◆ TASK PROMPT
Print the records below exactly as they appear.

◆ ENTRIES SHOWN
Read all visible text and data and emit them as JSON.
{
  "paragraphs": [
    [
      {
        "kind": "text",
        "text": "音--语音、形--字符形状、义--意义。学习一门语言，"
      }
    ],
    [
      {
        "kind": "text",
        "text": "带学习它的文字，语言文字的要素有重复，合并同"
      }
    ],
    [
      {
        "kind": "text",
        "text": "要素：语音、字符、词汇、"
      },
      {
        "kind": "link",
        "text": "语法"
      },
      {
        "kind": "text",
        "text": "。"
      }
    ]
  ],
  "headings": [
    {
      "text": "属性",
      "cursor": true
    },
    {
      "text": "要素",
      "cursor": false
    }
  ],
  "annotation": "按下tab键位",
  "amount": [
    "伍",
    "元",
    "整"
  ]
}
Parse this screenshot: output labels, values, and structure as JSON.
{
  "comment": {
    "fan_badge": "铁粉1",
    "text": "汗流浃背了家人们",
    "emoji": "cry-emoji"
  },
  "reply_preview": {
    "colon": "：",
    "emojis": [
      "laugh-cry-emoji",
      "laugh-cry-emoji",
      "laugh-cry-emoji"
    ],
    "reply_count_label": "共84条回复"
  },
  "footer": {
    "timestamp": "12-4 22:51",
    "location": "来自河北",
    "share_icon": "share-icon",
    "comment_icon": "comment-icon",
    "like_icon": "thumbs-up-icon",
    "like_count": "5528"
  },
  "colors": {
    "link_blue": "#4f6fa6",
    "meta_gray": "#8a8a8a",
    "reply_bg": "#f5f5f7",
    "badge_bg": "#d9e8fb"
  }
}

◆ EXERCISE RESULT
Read all visible text and data and emit them as JSON.
{
  "paragraphs": [
    [
      {
        "kind": "text",
        "text": "音--语音、形--字符形状、义--意义。学习一门语言，"
      }
    ],
    [
      {
        "kind": "text",
        "text": "带学习它的文字，语言文字的要素有重复，合并同"
      }
    ],
    [
      {
        "kind": "text",
        "text": "要素：语音、字符、词汇、"
      },
      {
        "kind": "link",
        "text": "语法"
      },
      {
        "kind": "text",
        "text": "。"
      }
    ]
  ],
  "headings": [
    {
      "text": "属性",
      "cursor": true
    },
    {
      "text": "要素",
      "cursor": false
    }
  ],
  "annotation": "按下tab键位",
  "amount": [
    "伍",
    "元",
    "整"
  ]
}
Parse this screenshot: output labels, values, and structure as JSON.
{
  "comment": {
    "fan_badge": "铁粉1",
    "text": "汗流浃背了家人们",
    "emoji": "cry-emoji"
  },
  "reply_preview": {
    "colon": "：",
    "emojis": [
      "laugh-cry-emoji",
      "laugh-cry-emoji",
      "laugh-cry-emoji"
    ],
    "reply_count_label": "共84条回复"
  },
  "footer": {
    "timestamp": "12-4 22:51",
    "location": "来自河北",
    "share_icon": "share-icon",
    "comment_icon": "comment-icon",
    "like_icon": "thumbs-up-icon",
    "like_count": "5528"
  },
  "colors": {
    "link_blue": "#4f6fa6",
    "meta_gray": "#8a8a8a",
    "reply_bg": "#f5f5f7",
    "badge_bg": "#d9e8fb"
  }
}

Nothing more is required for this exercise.